**Problem:**
Check each line of the records for "emoji"; collect those that have it.

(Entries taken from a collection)
---
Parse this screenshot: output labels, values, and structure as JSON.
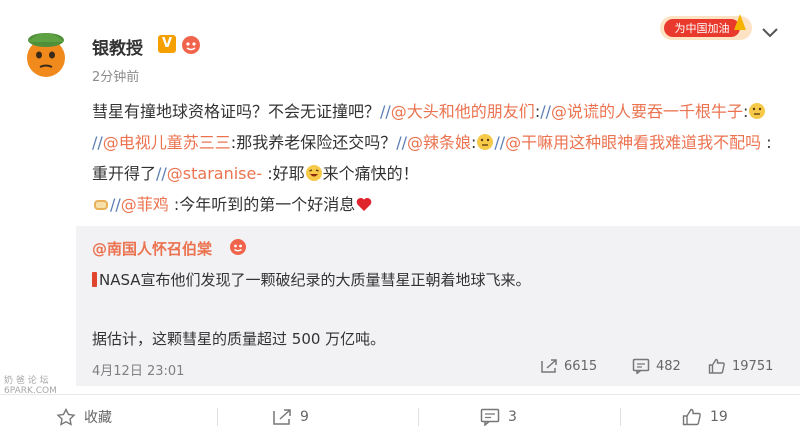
{
  "post": {
    "username": "银教授",
    "verified_badge": "V",
    "time": "2分钟前",
    "banner_text": "为中国加油",
    "content": {
      "p1": "彗星有撞地球资格证吗？不会无证撞吧？",
      "sep1": "//",
      "m1": "@大头和他的朋友们",
      "c1": ":",
      "sep2": "//",
      "m2": "@说谎的人要吞一千根牛子",
      "c2": ":",
      "sep3": "//",
      "m3": "@电视儿童苏三三",
      "t3": ":那我养老保险还交吗？",
      "sep4": "//",
      "m4": "@辣条娘",
      "c4": ":",
      "sep5": "//",
      "m5": "@干嘛用这种眼神看我难道我不配吗",
      "t5": " :重开得了",
      "sep6": "//",
      "m6": "@staranise-",
      "t6": " :好耶",
      "t6b": "来个痛快的！",
      "sep7": "//",
      "m7": "@菲鸡",
      "t7": " :今年听到的第一个好消息"
    }
  },
  "repost": {
    "username": "@南国人怀召伯棠",
    "line1": "NASA宣布他们发现了一颗破纪录的大质量彗星正朝着地球飞来。",
    "line2": "据估计，这颗彗星的质量超过 500 万亿吨。",
    "date": "4月12日 23:01",
    "shares": "6615",
    "comments": "482",
    "likes": "19751"
  },
  "actions": {
    "favorite": "收藏",
    "repost": "9",
    "comment": "3",
    "like": "19"
  },
  "watermark": {
    "line1": "奶 爸 论 坛",
    "line2": "6PARK.COM"
  },
  "colors": {
    "mention": "#eb7350",
    "separator": "#5b7fb5",
    "repost_bg": "#f2f2f5",
    "badge": "#f5a000"
  },
  "icons": [
    "avatar",
    "verified-icon",
    "fan-badge-icon",
    "chevron-down-icon",
    "thinking-emoji-icon",
    "laugh-emoji-icon",
    "bread-emoji-icon",
    "heart-icon",
    "share-icon",
    "comment-icon",
    "like-icon",
    "favorite-icon"
  ]
}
---
**Written answer:**
    "thinking-emoji-icon",
    "laugh-emoji-icon",
    "bread-emoji-icon",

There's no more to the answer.